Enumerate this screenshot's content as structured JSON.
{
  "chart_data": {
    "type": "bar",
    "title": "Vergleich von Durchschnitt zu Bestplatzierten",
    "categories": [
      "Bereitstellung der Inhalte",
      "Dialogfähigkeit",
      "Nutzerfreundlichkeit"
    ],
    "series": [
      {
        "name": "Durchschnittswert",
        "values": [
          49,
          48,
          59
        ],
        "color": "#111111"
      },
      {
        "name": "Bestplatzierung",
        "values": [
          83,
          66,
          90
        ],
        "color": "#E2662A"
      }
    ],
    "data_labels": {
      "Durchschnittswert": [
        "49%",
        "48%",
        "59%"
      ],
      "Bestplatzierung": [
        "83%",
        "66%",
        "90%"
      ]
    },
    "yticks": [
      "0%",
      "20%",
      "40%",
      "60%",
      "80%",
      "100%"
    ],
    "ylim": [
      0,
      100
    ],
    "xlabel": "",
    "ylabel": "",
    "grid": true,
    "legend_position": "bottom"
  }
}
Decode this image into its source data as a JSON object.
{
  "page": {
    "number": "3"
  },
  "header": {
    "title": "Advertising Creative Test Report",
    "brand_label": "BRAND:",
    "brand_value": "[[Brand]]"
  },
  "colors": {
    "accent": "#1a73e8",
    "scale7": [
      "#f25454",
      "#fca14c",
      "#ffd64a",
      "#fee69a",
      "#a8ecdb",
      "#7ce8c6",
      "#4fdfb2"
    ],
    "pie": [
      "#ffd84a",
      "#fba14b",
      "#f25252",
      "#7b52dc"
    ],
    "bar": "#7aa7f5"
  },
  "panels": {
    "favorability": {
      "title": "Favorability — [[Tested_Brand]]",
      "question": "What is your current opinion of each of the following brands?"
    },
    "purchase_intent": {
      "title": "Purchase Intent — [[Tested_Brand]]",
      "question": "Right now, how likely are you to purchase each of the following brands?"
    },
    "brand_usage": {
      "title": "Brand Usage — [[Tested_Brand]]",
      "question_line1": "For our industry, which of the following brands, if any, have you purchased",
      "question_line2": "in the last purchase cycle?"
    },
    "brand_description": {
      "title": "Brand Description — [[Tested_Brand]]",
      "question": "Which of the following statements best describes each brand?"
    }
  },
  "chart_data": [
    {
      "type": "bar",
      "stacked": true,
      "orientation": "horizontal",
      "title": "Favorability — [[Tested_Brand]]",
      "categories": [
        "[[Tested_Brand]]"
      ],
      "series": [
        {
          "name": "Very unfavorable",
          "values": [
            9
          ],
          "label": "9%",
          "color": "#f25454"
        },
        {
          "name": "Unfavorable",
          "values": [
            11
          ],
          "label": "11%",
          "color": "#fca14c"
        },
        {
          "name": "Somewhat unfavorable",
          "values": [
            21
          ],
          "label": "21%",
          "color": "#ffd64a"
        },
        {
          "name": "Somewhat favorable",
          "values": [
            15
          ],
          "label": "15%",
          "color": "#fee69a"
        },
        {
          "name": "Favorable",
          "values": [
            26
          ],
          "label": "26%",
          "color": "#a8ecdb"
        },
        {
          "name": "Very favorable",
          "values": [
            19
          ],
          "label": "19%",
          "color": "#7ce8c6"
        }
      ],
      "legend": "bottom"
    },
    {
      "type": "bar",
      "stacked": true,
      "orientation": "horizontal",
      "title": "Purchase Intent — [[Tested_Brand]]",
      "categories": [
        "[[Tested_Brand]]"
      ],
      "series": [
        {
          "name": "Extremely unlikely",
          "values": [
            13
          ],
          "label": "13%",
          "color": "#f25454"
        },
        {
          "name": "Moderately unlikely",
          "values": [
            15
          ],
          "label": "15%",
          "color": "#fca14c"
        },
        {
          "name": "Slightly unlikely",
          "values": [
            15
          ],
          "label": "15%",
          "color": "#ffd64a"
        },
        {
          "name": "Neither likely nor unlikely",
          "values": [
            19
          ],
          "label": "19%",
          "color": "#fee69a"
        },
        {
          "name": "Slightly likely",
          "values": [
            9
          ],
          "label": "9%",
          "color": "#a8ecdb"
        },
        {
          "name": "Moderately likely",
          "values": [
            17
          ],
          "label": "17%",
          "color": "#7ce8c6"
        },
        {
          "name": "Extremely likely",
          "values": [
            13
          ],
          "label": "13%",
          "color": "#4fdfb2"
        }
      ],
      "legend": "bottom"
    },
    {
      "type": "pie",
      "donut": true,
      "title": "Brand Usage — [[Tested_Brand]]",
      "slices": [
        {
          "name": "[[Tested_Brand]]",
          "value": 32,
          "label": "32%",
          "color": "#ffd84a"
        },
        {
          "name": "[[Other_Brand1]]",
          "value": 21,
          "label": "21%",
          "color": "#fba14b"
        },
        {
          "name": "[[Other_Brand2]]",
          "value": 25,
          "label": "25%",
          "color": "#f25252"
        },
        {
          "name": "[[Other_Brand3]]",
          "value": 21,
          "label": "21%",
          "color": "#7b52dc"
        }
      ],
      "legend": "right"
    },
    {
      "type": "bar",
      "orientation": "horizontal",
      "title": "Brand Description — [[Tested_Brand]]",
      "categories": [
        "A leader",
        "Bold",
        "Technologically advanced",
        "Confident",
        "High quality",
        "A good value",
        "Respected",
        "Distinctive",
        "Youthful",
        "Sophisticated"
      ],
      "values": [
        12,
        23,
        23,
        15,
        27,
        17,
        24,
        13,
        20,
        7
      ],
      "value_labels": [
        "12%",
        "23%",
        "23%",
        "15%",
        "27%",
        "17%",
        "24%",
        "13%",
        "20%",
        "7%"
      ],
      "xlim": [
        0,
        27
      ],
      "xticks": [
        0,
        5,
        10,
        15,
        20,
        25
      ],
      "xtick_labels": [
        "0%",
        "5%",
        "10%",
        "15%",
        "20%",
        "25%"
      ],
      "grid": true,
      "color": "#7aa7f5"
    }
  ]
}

▬▬▬

Lines containing the word "following" must all be returned from the material above.

_EXERCISE SOLUTION_
      "question": "What is your current opinion of each of the following brands?"
      "question": "Right now, how likely are you to purchase each of the following brands?"
      "question_line1": "For our industry, which of the following brands, if any, have you purchased",
      "question": "Which of the following statements best describes each brand?"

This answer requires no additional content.